**STATED TASK:** Collect every line that includes the string "Beurre".

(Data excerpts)
- - -
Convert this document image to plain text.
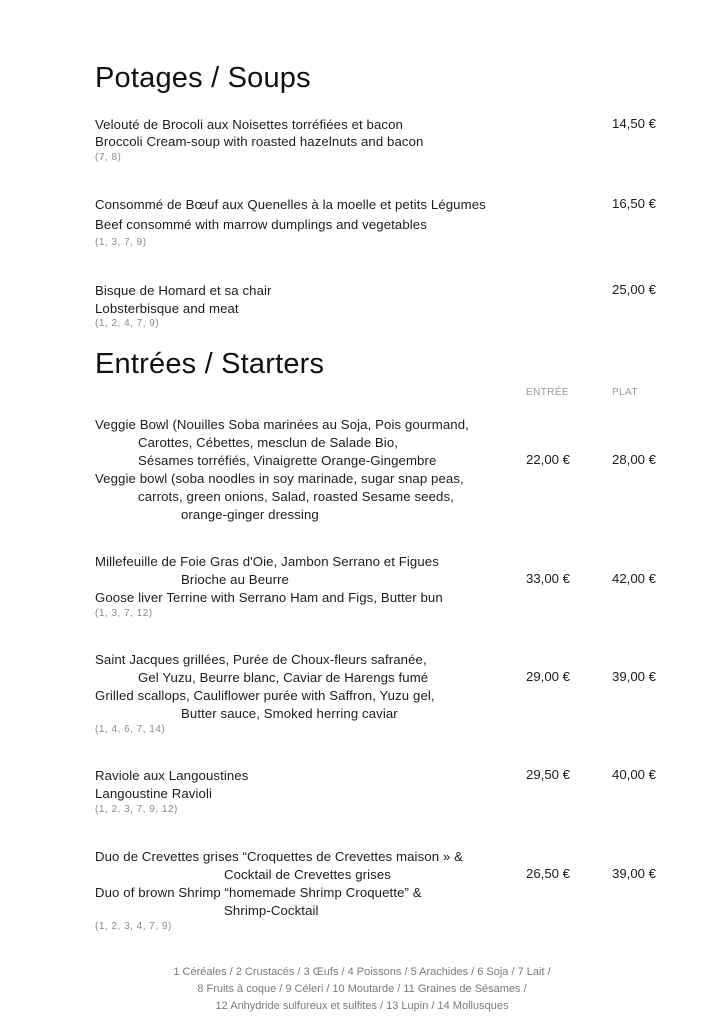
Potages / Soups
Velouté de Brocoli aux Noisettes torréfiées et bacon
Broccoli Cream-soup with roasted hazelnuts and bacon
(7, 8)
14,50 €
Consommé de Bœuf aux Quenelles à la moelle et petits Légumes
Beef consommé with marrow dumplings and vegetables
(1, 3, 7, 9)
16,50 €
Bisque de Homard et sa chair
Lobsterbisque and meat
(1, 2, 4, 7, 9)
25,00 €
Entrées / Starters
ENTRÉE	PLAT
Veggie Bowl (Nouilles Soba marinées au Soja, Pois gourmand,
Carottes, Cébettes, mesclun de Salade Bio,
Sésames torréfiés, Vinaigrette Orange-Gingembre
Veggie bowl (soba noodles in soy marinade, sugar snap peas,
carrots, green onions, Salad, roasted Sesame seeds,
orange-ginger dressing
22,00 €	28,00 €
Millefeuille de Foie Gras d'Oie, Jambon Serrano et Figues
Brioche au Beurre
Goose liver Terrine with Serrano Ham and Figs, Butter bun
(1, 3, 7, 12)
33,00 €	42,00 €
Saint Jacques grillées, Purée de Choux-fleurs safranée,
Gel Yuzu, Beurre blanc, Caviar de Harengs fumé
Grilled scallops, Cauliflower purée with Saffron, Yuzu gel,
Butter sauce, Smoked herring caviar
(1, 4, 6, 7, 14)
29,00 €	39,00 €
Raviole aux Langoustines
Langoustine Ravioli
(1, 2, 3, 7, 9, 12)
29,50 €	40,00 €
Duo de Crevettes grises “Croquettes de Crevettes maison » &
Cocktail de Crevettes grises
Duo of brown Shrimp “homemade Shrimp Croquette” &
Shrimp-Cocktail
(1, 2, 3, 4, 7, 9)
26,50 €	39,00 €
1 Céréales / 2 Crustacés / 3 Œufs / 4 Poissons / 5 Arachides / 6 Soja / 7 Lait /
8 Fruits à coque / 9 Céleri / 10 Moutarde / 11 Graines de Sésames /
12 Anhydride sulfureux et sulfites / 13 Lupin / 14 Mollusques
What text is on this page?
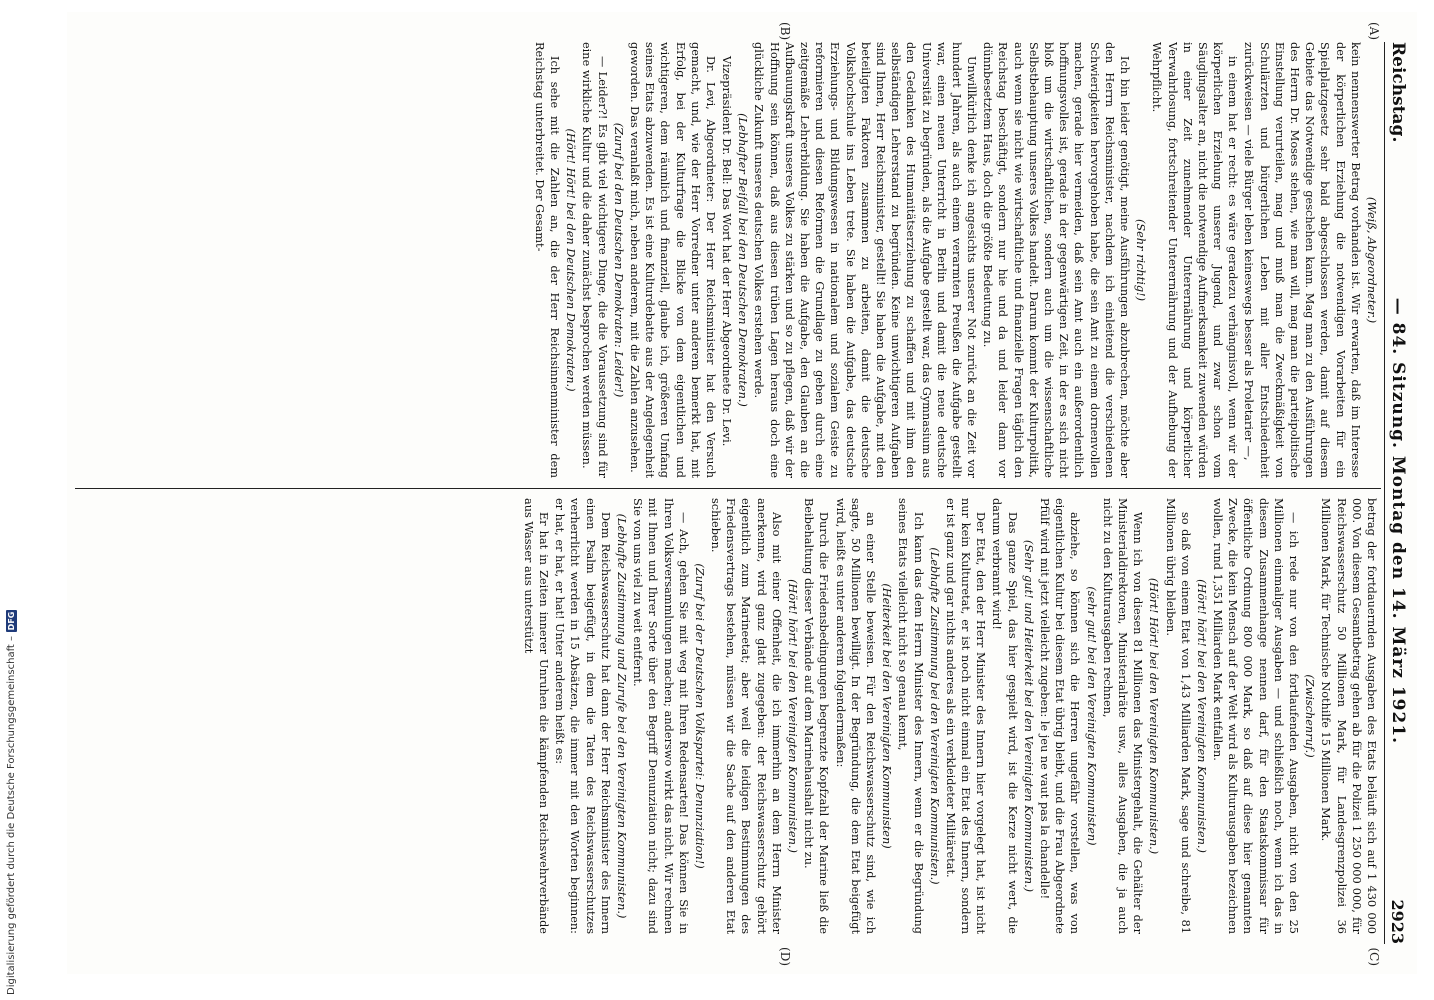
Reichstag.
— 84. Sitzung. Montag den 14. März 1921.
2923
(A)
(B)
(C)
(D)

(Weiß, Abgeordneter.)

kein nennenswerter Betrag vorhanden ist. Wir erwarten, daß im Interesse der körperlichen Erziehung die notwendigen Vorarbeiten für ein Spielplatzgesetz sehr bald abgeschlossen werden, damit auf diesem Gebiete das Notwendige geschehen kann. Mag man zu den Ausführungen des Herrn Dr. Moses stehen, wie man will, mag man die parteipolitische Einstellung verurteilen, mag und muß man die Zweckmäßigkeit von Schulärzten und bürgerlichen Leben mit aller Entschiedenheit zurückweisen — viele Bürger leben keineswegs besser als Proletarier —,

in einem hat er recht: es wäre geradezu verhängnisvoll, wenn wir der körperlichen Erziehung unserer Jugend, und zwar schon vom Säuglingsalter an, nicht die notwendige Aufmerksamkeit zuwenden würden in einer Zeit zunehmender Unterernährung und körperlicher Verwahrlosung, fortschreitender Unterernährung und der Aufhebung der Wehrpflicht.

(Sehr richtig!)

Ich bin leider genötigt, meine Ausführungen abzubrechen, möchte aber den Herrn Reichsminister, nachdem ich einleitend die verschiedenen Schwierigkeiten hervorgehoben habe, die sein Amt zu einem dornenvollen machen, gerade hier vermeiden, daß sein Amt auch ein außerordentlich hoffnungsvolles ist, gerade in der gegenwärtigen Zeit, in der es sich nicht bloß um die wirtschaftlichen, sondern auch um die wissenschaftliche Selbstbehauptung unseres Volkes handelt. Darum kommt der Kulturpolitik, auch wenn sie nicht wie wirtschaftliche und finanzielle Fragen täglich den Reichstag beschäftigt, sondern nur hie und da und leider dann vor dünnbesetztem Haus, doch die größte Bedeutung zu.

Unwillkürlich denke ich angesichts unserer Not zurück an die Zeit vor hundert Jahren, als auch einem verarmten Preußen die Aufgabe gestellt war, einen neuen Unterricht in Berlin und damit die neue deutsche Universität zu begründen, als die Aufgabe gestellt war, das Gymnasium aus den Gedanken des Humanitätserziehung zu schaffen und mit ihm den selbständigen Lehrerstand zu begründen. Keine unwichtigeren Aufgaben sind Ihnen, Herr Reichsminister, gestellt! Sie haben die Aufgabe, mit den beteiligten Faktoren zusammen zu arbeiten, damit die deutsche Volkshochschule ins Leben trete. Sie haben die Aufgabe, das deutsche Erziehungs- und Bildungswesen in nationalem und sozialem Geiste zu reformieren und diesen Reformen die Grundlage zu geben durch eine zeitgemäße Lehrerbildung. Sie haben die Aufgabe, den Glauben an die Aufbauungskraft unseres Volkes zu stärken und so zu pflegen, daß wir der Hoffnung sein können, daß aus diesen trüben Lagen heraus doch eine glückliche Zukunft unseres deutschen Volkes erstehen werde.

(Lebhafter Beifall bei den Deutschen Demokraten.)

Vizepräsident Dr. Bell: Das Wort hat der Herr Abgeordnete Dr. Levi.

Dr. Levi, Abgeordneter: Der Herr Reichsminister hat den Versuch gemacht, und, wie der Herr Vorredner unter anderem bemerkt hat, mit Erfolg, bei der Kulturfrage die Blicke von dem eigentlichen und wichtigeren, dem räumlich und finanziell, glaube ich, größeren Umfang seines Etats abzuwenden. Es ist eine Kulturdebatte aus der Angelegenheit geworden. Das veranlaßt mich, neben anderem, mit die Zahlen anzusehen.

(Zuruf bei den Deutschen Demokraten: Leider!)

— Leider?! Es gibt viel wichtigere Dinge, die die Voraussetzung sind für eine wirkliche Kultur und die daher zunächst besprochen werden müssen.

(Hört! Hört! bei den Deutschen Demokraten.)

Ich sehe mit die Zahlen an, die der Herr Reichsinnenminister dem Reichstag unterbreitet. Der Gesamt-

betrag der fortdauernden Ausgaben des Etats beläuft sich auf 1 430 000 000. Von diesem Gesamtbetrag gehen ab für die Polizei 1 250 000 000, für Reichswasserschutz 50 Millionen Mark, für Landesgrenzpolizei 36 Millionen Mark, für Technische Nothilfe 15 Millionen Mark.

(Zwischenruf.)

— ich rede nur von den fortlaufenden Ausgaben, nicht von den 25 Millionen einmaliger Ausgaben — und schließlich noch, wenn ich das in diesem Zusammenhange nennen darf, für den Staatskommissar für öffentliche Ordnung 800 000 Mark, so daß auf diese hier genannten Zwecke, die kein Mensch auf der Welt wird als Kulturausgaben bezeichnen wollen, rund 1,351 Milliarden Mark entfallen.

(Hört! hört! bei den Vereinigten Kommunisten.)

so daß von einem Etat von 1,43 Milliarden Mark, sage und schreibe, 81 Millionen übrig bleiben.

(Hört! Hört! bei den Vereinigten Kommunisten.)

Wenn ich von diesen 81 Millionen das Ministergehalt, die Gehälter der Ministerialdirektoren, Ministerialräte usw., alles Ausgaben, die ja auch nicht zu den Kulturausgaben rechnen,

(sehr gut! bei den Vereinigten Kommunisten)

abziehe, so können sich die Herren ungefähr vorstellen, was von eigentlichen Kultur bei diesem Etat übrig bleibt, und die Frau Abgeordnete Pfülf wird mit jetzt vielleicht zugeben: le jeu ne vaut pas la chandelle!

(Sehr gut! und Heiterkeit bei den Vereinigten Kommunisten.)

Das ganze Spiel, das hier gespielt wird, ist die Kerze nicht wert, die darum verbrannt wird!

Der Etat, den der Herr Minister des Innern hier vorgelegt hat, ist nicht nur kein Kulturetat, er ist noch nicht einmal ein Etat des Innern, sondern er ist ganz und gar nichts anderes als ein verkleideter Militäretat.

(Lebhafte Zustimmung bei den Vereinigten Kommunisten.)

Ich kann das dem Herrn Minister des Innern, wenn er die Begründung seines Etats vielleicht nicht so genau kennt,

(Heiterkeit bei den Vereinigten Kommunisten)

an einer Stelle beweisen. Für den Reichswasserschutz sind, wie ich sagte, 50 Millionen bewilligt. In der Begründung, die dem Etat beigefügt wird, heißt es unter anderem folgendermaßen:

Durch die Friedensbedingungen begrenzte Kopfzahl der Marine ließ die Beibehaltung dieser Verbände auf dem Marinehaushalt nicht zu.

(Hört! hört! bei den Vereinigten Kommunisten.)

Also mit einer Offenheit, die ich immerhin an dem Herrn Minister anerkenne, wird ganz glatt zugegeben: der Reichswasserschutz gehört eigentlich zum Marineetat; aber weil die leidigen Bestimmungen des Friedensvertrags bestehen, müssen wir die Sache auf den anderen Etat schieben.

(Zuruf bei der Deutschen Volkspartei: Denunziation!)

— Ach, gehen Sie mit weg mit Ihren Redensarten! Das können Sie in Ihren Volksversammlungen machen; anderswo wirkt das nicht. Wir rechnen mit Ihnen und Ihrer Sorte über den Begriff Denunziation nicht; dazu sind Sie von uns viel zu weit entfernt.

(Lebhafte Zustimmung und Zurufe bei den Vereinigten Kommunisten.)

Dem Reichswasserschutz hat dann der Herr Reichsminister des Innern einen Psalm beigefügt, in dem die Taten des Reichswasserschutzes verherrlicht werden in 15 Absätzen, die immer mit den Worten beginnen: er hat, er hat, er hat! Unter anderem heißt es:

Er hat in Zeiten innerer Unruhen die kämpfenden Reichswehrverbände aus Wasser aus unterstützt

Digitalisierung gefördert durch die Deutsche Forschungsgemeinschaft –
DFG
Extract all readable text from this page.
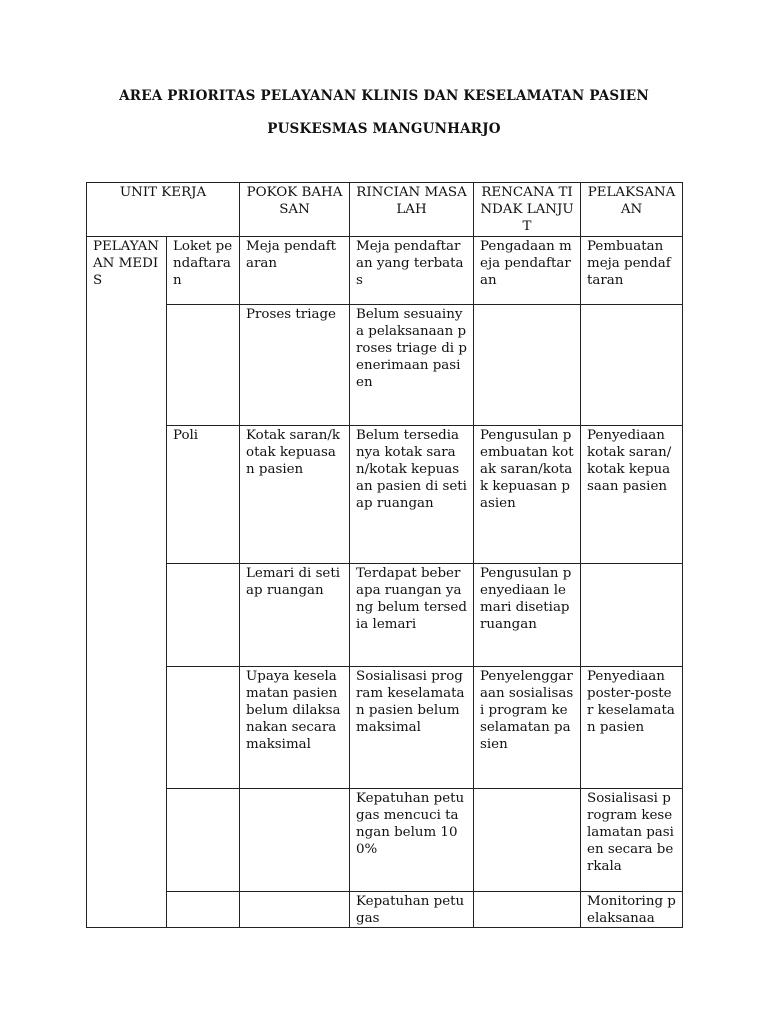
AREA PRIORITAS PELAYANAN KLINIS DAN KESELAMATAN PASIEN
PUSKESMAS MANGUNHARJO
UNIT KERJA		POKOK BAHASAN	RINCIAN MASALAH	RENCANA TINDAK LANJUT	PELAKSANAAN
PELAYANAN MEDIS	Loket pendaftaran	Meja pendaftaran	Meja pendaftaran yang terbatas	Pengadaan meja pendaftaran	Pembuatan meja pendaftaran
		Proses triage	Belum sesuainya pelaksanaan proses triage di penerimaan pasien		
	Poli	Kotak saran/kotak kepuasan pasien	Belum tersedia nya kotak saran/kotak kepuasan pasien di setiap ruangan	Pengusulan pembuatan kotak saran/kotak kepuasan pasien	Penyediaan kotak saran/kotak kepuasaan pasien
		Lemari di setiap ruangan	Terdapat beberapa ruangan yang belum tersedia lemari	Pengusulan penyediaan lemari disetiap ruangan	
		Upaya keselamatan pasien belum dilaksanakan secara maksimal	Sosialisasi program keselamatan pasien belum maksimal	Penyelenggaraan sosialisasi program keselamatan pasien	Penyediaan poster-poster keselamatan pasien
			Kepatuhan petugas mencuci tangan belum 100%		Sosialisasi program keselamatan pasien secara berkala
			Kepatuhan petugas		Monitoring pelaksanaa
- - -
**TASK ANSWER:**
Brioche au Beurre
Gel Yuzu, Beurre blanc, Caviar de Harengs fumé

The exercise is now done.